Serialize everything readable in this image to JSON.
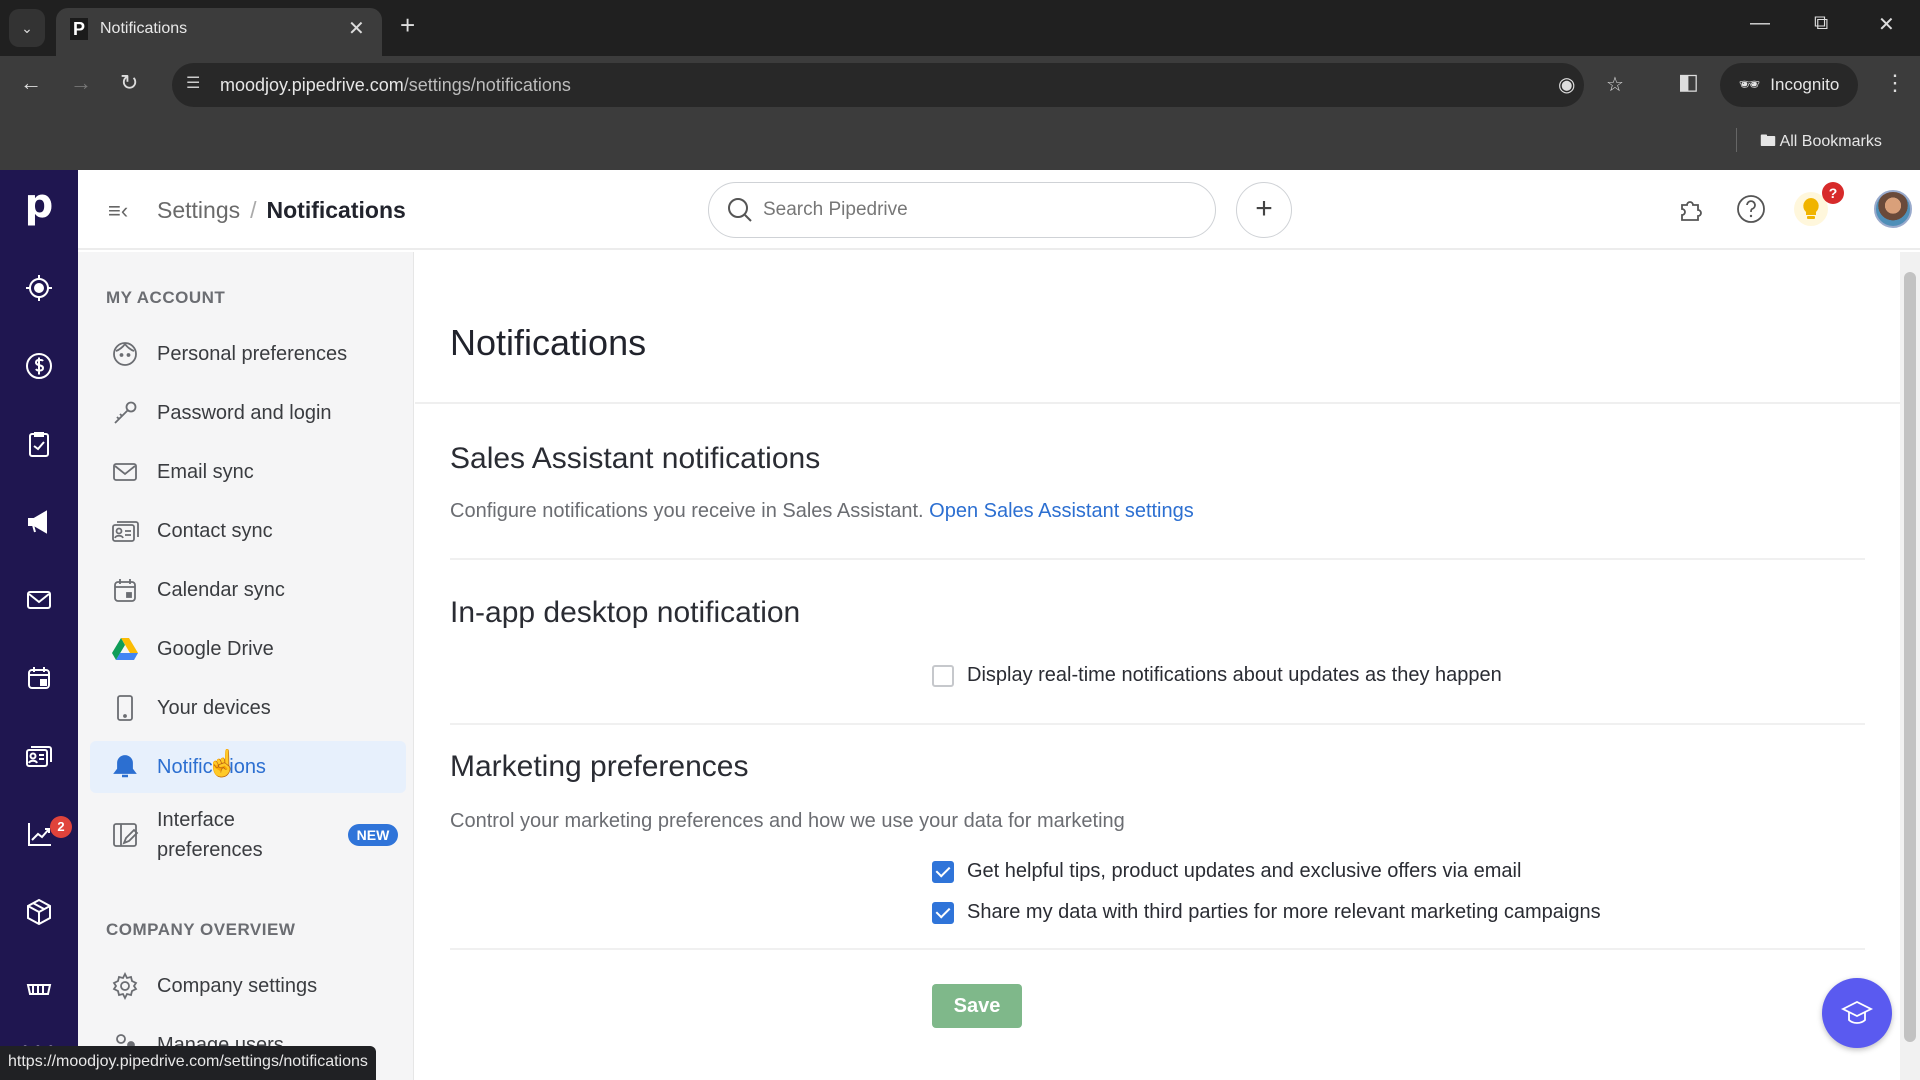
{
  "browser": {
    "tab_title": "Notifications",
    "tab_favicon": "P",
    "url_host": "moodjoy.pipedrive.com",
    "url_path": "/settings/notifications",
    "profile_label": "Incognito",
    "bookmarks_label": "All Bookmarks",
    "status_url": "https://moodjoy.pipedrive.com/settings/notifications"
  },
  "header": {
    "breadcrumb": [
      "Settings",
      "Notifications"
    ],
    "search_placeholder": "Search Pipedrive",
    "add_label": "+",
    "tips_badge": "?"
  },
  "rail": {
    "items": [
      "leads-icon",
      "deals-icon",
      "activities-icon",
      "campaigns-icon",
      "mail-icon",
      "calendar-icon",
      "contacts-icon",
      "insights-icon",
      "products-icon",
      "marketplace-icon",
      "more-icon"
    ],
    "calendar_badge": "2"
  },
  "settings_nav": {
    "sections": [
      {
        "title": "MY ACCOUNT",
        "items": [
          {
            "label": "Personal preferences",
            "icon": "face-icon"
          },
          {
            "label": "Password and login",
            "icon": "key-icon"
          },
          {
            "label": "Email sync",
            "icon": "envelope-icon"
          },
          {
            "label": "Contact sync",
            "icon": "contact-card-icon"
          },
          {
            "label": "Calendar sync",
            "icon": "calendar-icon"
          },
          {
            "label": "Google Drive",
            "icon": "google-drive-icon"
          },
          {
            "label": "Your devices",
            "icon": "phone-icon"
          },
          {
            "label": "Notifications",
            "icon": "bell-icon",
            "active": true
          },
          {
            "label": "Interface preferences",
            "icon": "interface-icon",
            "badge": "NEW"
          }
        ]
      },
      {
        "title": "COMPANY OVERVIEW",
        "items": [
          {
            "label": "Company settings",
            "icon": "gear-icon"
          },
          {
            "label": "Manage users",
            "icon": "users-icon"
          }
        ]
      }
    ]
  },
  "main": {
    "title": "Notifications",
    "sales_assistant": {
      "title": "Sales Assistant notifications",
      "desc": "Configure notifications you receive in Sales Assistant.",
      "link": "Open Sales Assistant settings"
    },
    "in_app": {
      "title": "In-app desktop notification",
      "options": [
        {
          "label": "Display real-time notifications about updates as they happen",
          "checked": false
        }
      ]
    },
    "marketing": {
      "title": "Marketing preferences",
      "desc": "Control your marketing preferences and how we use your data for marketing",
      "options": [
        {
          "label": "Get helpful tips, product updates and exclusive offers via email",
          "checked": true
        },
        {
          "label": "Share my data with third parties for more relevant marketing campaigns",
          "checked": true
        }
      ]
    },
    "save_label": "Save"
  },
  "colors": {
    "rail_bg": "#1f1650",
    "accent_blue": "#2f74d9",
    "save_green": "#7fb88a",
    "academy_purple": "#5a5af0"
  }
}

---

> Given exercise:
The records are above. How many lines in them contain the word "updates"? Give the number alone.

> Answer below:
2